**Available records**
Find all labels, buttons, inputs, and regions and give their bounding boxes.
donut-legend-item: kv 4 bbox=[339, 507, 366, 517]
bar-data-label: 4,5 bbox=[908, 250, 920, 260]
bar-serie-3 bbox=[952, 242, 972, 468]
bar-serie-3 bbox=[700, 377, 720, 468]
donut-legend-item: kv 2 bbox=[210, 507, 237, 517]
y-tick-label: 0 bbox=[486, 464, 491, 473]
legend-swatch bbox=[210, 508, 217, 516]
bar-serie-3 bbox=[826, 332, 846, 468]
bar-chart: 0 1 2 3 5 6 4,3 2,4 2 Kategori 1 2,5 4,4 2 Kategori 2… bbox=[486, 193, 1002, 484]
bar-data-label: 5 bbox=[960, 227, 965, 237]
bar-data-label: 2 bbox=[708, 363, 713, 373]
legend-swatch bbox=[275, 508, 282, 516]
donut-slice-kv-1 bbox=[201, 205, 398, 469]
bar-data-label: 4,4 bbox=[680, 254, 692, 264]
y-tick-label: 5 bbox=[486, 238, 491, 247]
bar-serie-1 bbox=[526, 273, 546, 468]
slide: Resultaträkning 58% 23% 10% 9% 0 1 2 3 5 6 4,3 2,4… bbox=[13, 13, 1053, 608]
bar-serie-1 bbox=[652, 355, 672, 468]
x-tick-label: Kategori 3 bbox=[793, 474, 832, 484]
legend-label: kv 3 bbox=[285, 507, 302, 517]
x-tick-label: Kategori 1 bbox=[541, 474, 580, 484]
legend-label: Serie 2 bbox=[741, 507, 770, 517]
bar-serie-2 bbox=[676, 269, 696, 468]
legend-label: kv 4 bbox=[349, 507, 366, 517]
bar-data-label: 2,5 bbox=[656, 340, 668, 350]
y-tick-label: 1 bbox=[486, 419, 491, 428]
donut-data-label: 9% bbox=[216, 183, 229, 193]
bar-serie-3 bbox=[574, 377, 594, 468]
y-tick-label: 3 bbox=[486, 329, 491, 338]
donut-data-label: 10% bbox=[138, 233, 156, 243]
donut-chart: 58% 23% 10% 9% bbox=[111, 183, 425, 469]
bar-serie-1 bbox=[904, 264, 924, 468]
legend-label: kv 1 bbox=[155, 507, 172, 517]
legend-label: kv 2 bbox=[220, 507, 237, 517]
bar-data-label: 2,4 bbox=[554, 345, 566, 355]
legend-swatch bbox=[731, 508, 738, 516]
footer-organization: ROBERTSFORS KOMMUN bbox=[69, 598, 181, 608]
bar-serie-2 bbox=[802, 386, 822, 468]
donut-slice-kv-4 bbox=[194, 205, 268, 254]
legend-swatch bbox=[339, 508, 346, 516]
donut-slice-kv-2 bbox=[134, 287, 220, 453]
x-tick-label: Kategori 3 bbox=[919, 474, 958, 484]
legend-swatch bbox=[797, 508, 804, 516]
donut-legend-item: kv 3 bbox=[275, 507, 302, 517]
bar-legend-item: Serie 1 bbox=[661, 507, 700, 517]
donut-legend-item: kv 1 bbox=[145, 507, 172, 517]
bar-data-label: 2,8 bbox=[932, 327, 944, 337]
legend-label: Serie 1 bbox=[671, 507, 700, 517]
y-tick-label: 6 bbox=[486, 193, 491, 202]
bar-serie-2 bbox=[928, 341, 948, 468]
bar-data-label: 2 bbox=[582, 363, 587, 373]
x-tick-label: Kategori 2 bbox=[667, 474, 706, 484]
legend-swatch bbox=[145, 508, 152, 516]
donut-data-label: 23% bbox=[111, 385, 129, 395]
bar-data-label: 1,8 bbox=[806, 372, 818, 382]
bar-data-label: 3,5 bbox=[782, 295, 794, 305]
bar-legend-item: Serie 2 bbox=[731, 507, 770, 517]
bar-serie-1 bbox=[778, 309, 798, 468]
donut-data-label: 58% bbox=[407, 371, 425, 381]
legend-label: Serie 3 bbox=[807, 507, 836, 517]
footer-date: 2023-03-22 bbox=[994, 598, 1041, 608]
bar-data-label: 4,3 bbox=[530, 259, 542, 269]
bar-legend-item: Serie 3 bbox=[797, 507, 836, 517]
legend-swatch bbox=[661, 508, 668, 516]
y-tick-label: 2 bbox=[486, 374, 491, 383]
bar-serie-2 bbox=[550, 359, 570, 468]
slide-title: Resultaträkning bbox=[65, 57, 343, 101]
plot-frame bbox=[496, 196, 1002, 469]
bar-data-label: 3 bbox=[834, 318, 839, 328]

**Goal**
Copy out every line of the records above word for word, keeping their original order.

**Output of the task**
Find all labels, buttons, inputs, and regions and give their bounding boxes.
donut-legend-item: kv 4 bbox=[339, 507, 366, 517]
bar-data-label: 4,5 bbox=[908, 250, 920, 260]
bar-serie-3 bbox=[952, 242, 972, 468]
bar-serie-3 bbox=[700, 377, 720, 468]
donut-legend-item: kv 2 bbox=[210, 507, 237, 517]
y-tick-label: 0 bbox=[486, 464, 491, 473]
legend-swatch bbox=[210, 508, 217, 516]
bar-serie-3 bbox=[826, 332, 846, 468]
bar-chart: 0 1 2 3 5 6 4,3 2,4 2 Kategori 1 2,5 4,4 2 Kategori 2… bbox=[486, 193, 1002, 484]
bar-data-label: 5 bbox=[960, 227, 965, 237]
bar-data-label: 2 bbox=[708, 363, 713, 373]
legend-swatch bbox=[275, 508, 282, 516]
donut-slice-kv-1 bbox=[201, 205, 398, 469]
bar-data-label: 4,4 bbox=[680, 254, 692, 264]
y-tick-label: 5 bbox=[486, 238, 491, 247]
bar-serie-1 bbox=[526, 273, 546, 468]
slide: Resultaträkning 58% 23% 10% 9% 0 1 2 3 5 6 4,3 2,4… bbox=[13, 13, 1053, 608]
bar-serie-1 bbox=[652, 355, 672, 468]
x-tick-label: Kategori 3 bbox=[793, 474, 832, 484]
legend-label: kv 3 bbox=[285, 507, 302, 517]
x-tick-label: Kategori 1 bbox=[541, 474, 580, 484]
legend-label: Serie 2 bbox=[741, 507, 770, 517]
bar-serie-2 bbox=[676, 269, 696, 468]
legend-label: kv 4 bbox=[349, 507, 366, 517]
bar-data-label: 2,5 bbox=[656, 340, 668, 350]
y-tick-label: 1 bbox=[486, 419, 491, 428]
donut-data-label: 9% bbox=[216, 183, 229, 193]
bar-serie-3 bbox=[574, 377, 594, 468]
y-tick-label: 3 bbox=[486, 329, 491, 338]
donut-data-label: 10% bbox=[138, 233, 156, 243]
donut-chart: 58% 23% 10% 9% bbox=[111, 183, 425, 469]
bar-serie-1 bbox=[904, 264, 924, 468]
legend-label: kv 1 bbox=[155, 507, 172, 517]
legend-label: kv 2 bbox=[220, 507, 237, 517]
bar-data-label: 2,4 bbox=[554, 345, 566, 355]
legend-swatch bbox=[731, 508, 738, 516]
footer-organization: ROBERTSFORS KOMMUN bbox=[69, 598, 181, 608]
bar-serie-2 bbox=[802, 386, 822, 468]
donut-slice-kv-4 bbox=[194, 205, 268, 254]
legend-swatch bbox=[339, 508, 346, 516]
donut-slice-kv-2 bbox=[134, 287, 220, 453]
x-tick-label: Kategori 3 bbox=[919, 474, 958, 484]
legend-swatch bbox=[797, 508, 804, 516]
donut-legend-item: kv 3 bbox=[275, 507, 302, 517]
bar-legend-item: Serie 1 bbox=[661, 507, 700, 517]
donut-legend-item: kv 1 bbox=[145, 507, 172, 517]
bar-data-label: 2,8 bbox=[932, 327, 944, 337]
legend-label: Serie 1 bbox=[671, 507, 700, 517]
y-tick-label: 6 bbox=[486, 193, 491, 202]
bar-serie-2 bbox=[928, 341, 948, 468]
bar-data-label: 2 bbox=[582, 363, 587, 373]
x-tick-label: Kategori 2 bbox=[667, 474, 706, 484]
legend-swatch bbox=[145, 508, 152, 516]
donut-data-label: 23% bbox=[111, 385, 129, 395]
bar-data-label: 1,8 bbox=[806, 372, 818, 382]
bar-data-label: 3,5 bbox=[782, 295, 794, 305]
bar-legend-item: Serie 2 bbox=[731, 507, 770, 517]
bar-serie-1 bbox=[778, 309, 798, 468]
donut-data-label: 58% bbox=[407, 371, 425, 381]
legend-label: Serie 3 bbox=[807, 507, 836, 517]
footer-date: 2023-03-22 bbox=[994, 598, 1041, 608]
bar-data-label: 4,3 bbox=[530, 259, 542, 269]
bar-legend-item: Serie 3 bbox=[797, 507, 836, 517]
legend-swatch bbox=[661, 508, 668, 516]
y-tick-label: 2 bbox=[486, 374, 491, 383]
bar-serie-2 bbox=[550, 359, 570, 468]
slide-title: Resultaträkning bbox=[65, 57, 343, 101]
plot-frame bbox=[496, 196, 1002, 469]
bar-data-label: 3 bbox=[834, 318, 839, 328]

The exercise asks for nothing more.